• _Objective_
Below is a block of records: output all of them exactly and leave out the pictures.

• _Records from a collection_
== == ==

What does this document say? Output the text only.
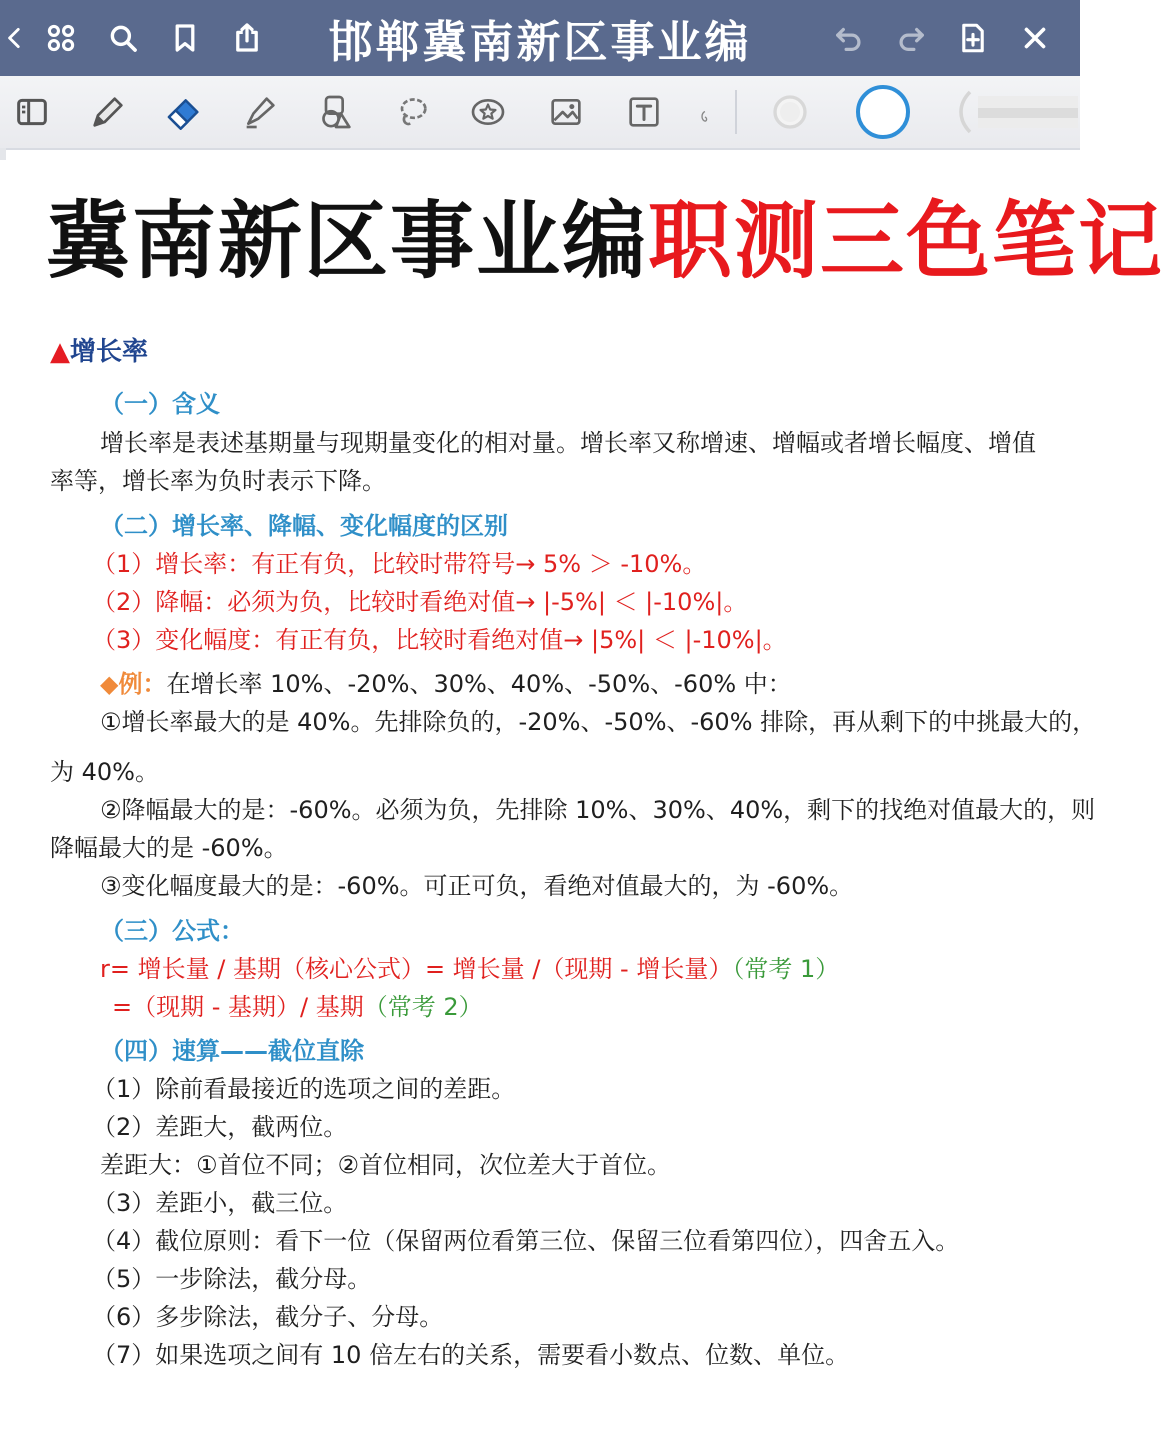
邯郸冀南新区事业编
冀南新区事业编职测三色笔记
▲增长率
（一）含义
增长率是表述基期量与现期量变化的相对量。增长率又称增速、增幅或者增长幅度、增值
率等，增长率为负时表示下降。
（二）增长率、降幅、变化幅度的区别
（1）增长率：有正有负，比较时带符号→ 5% ＞ -10%。
（2）降幅：必须为负，比较时看绝对值→ |-5%| ＜ |-10%|。
（3）变化幅度：有正有负，比较时看绝对值→ |5%| ＜ |-10%|。
◆例：在增长率 10%、-20%、30%、40%、-50%、-60% 中：
①增长率最大的是 40%。先排除负的，-20%、-50%、-60% 排除，再从剩下的中挑最大的，
为 40%。
②降幅最大的是：-60%。必须为负，先排除 10%、30%、40%，剩下的找绝对值最大的，则
降幅最大的是 -60%。
③变化幅度最大的是：-60%。可正可负，看绝对值最大的，为 -60%。
（三）公式：
r= 增长量 / 基期（核心公式）= 增长量 /（现期 - 增长量）（常考 1）
=（现期 - 基期）/ 基期（常考 2）
（四）速算——截位直除
（1）除前看最接近的选项之间的差距。
（2）差距大，截两位。
差距大：①首位不同；②首位相同，次位差大于首位。
（3）差距小，截三位。
（4）截位原则：看下一位（保留两位看第三位、保留三位看第四位），四舍五入。
（5）一步除法，截分母。
（6）多步除法，截分子、分母。
（7）如果选项之间有 10 倍左右的关系，需要看小数点、位数、单位。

== == ==

• _Task response_
What does this document say? Output the text only.
邯郸冀南新区事业编
冀南新区事业编职测三色笔记
▲增长率
（一）含义
增长率是表述基期量与现期量变化的相对量。增长率又称增速、增幅或者增长幅度、增值
率等，增长率为负时表示下降。
（二）增长率、降幅、变化幅度的区别
（1）增长率：有正有负，比较时带符号→ 5% ＞ -10%。
（2）降幅：必须为负，比较时看绝对值→ |-5%| ＜ |-10%|。
（3）变化幅度：有正有负，比较时看绝对值→ |5%| ＜ |-10%|。
◆例：在增长率 10%、-20%、30%、40%、-50%、-60% 中：
①增长率最大的是 40%。先排除负的，-20%、-50%、-60% 排除，再从剩下的中挑最大的，
为 40%。
②降幅最大的是：-60%。必须为负，先排除 10%、30%、40%，剩下的找绝对值最大的，则
降幅最大的是 -60%。
③变化幅度最大的是：-60%。可正可负，看绝对值最大的，为 -60%。
（三）公式：
r= 增长量 / 基期（核心公式）= 增长量 /（现期 - 增长量）（常考 1）
=（现期 - 基期）/ 基期（常考 2）
（四）速算——截位直除
（1）除前看最接近的选项之间的差距。
（2）差距大，截两位。
差距大：①首位不同；②首位相同，次位差大于首位。
（3）差距小，截三位。
（4）截位原则：看下一位（保留两位看第三位、保留三位看第四位），四舍五入。
（5）一步除法，截分母。
（6）多步除法，截分子、分母。
（7）如果选项之间有 10 倍左右的关系，需要看小数点、位数、单位。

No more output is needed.